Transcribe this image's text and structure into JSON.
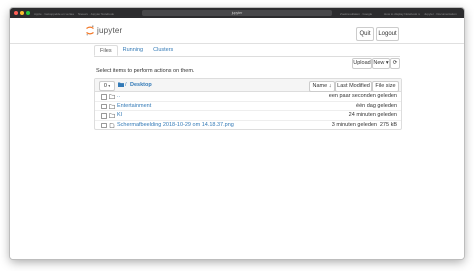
{
  "browser": {
    "address": "jupyter",
    "tabs": [
      "Apple · Gekoppelde en vertaalde pagina's",
      "Nieuws · Jupyter Notebook",
      "Zoekresultaten · Google",
      "How to display Notebook name",
      "Jupyter · Documentation"
    ]
  },
  "header": {
    "logo_text": "jupyter",
    "quit_label": "Quit",
    "logout_label": "Logout"
  },
  "tabs": [
    {
      "label": "Files",
      "active": true
    },
    {
      "label": "Running",
      "active": false
    },
    {
      "label": "Clusters",
      "active": false
    }
  ],
  "toolbar": {
    "info": "Select items to perform actions on them.",
    "upload_label": "Upload",
    "new_label": "New ▾",
    "refresh_icon": "refresh-icon"
  },
  "list_header": {
    "select_count": "0",
    "breadcrumb_root_icon": "folder-icon",
    "breadcrumb_sep": "/",
    "breadcrumb_dir": "Desktop",
    "sort_name": "Name ↓",
    "sort_modified": "Last Modified",
    "sort_size": "File size"
  },
  "files": [
    {
      "name": "..",
      "modified": "een paar seconden geleden",
      "size": "",
      "type": "folder"
    },
    {
      "name": "Entertainment",
      "modified": "één dag geleden",
      "size": "",
      "type": "folder"
    },
    {
      "name": "KI",
      "modified": "24 minuten geleden",
      "size": "",
      "type": "folder"
    },
    {
      "name": "Schermafbeelding 2018-10-29 om 14.18.37.png",
      "modified": "3 minuten geleden",
      "size": "275 kB",
      "type": "file"
    }
  ],
  "colors": {
    "link": "#337ab7",
    "jupyter_orange": "#f37726",
    "chrome": "#2c2c2e"
  }
}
———
AIM: Copy the listing exactly. Any image in it stays out of the copy.

FINISHED EXERCISE:
Transcribe this image's text and structure into JSON.
{
  "browser": {
    "address": "jupyter",
    "tabs": [
      "Apple · Gekoppelde en vertaalde pagina's",
      "Nieuws · Jupyter Notebook",
      "Zoekresultaten · Google",
      "How to display Notebook name",
      "Jupyter · Documentation"
    ]
  },
  "header": {
    "logo_text": "jupyter",
    "quit_label": "Quit",
    "logout_label": "Logout"
  },
  "tabs": [
    {
      "label": "Files",
      "active": true
    },
    {
      "label": "Running",
      "active": false
    },
    {
      "label": "Clusters",
      "active": false
    }
  ],
  "toolbar": {
    "info": "Select items to perform actions on them.",
    "upload_label": "Upload",
    "new_label": "New ▾",
    "refresh_icon": "refresh-icon"
  },
  "list_header": {
    "select_count": "0",
    "breadcrumb_root_icon": "folder-icon",
    "breadcrumb_sep": "/",
    "breadcrumb_dir": "Desktop",
    "sort_name": "Name ↓",
    "sort_modified": "Last Modified",
    "sort_size": "File size"
  },
  "files": [
    {
      "name": "..",
      "modified": "een paar seconden geleden",
      "size": "",
      "type": "folder"
    },
    {
      "name": "Entertainment",
      "modified": "één dag geleden",
      "size": "",
      "type": "folder"
    },
    {
      "name": "KI",
      "modified": "24 minuten geleden",
      "size": "",
      "type": "folder"
    },
    {
      "name": "Schermafbeelding 2018-10-29 om 14.18.37.png",
      "modified": "3 minuten geleden",
      "size": "275 kB",
      "type": "file"
    }
  ],
  "colors": {
    "link": "#337ab7",
    "jupyter_orange": "#f37726",
    "chrome": "#2c2c2e"
  }
}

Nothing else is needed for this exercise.